All of the material below is to be restated word for word, apart from the pictures.

-*-*-

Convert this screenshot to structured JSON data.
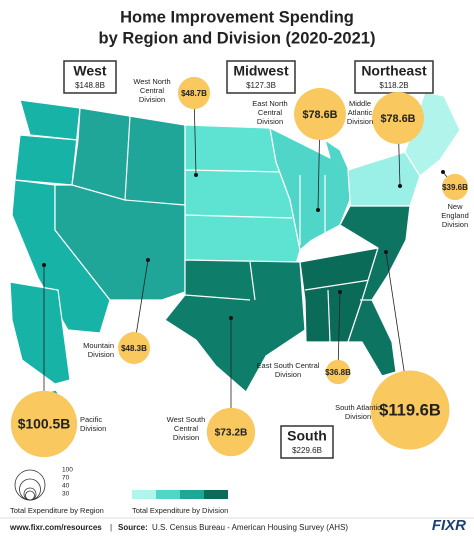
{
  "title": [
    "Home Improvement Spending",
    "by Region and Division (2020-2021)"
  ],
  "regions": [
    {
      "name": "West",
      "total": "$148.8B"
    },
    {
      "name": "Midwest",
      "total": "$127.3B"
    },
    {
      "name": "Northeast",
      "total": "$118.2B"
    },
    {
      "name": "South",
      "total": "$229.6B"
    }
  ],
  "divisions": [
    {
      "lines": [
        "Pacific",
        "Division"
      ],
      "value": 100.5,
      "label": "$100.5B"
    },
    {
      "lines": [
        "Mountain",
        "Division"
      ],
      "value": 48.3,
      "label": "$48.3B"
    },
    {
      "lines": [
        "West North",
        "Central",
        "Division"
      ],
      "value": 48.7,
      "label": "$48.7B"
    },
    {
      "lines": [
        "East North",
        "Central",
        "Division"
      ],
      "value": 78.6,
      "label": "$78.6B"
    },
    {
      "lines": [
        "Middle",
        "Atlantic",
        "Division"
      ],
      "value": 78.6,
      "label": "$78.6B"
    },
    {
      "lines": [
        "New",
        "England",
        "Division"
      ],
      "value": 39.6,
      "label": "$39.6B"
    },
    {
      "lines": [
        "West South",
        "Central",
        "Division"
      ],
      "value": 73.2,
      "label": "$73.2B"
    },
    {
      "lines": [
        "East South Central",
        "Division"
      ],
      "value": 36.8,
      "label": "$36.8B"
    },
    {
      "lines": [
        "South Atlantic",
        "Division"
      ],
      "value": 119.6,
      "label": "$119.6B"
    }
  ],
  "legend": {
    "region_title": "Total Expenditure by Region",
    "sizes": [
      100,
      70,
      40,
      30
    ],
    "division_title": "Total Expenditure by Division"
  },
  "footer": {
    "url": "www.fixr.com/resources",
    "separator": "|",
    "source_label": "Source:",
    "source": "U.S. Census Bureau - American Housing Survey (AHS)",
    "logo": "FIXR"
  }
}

-*-*-

### The answer:
Convert this screenshot to structured JSON data.
{
  "title": [
    "Home Improvement Spending",
    "by Region and Division (2020-2021)"
  ],
  "regions": [
    {
      "name": "West",
      "total": "$148.8B"
    },
    {
      "name": "Midwest",
      "total": "$127.3B"
    },
    {
      "name": "Northeast",
      "total": "$118.2B"
    },
    {
      "name": "South",
      "total": "$229.6B"
    }
  ],
  "divisions": [
    {
      "lines": [
        "Pacific",
        "Division"
      ],
      "value": 100.5,
      "label": "$100.5B"
    },
    {
      "lines": [
        "Mountain",
        "Division"
      ],
      "value": 48.3,
      "label": "$48.3B"
    },
    {
      "lines": [
        "West North",
        "Central",
        "Division"
      ],
      "value": 48.7,
      "label": "$48.7B"
    },
    {
      "lines": [
        "East North",
        "Central",
        "Division"
      ],
      "value": 78.6,
      "label": "$78.6B"
    },
    {
      "lines": [
        "Middle",
        "Atlantic",
        "Division"
      ],
      "value": 78.6,
      "label": "$78.6B"
    },
    {
      "lines": [
        "New",
        "England",
        "Division"
      ],
      "value": 39.6,
      "label": "$39.6B"
    },
    {
      "lines": [
        "West South",
        "Central",
        "Division"
      ],
      "value": 73.2,
      "label": "$73.2B"
    },
    {
      "lines": [
        "East South Central",
        "Division"
      ],
      "value": 36.8,
      "label": "$36.8B"
    },
    {
      "lines": [
        "South Atlantic",
        "Division"
      ],
      "value": 119.6,
      "label": "$119.6B"
    }
  ],
  "legend": {
    "region_title": "Total Expenditure by Region",
    "sizes": [
      100,
      70,
      40,
      30
    ],
    "division_title": "Total Expenditure by Division"
  },
  "footer": {
    "url": "www.fixr.com/resources",
    "separator": "|",
    "source_label": "Source:",
    "source": "U.S. Census Bureau - American Housing Survey (AHS)",
    "logo": "FIXR"
  }
}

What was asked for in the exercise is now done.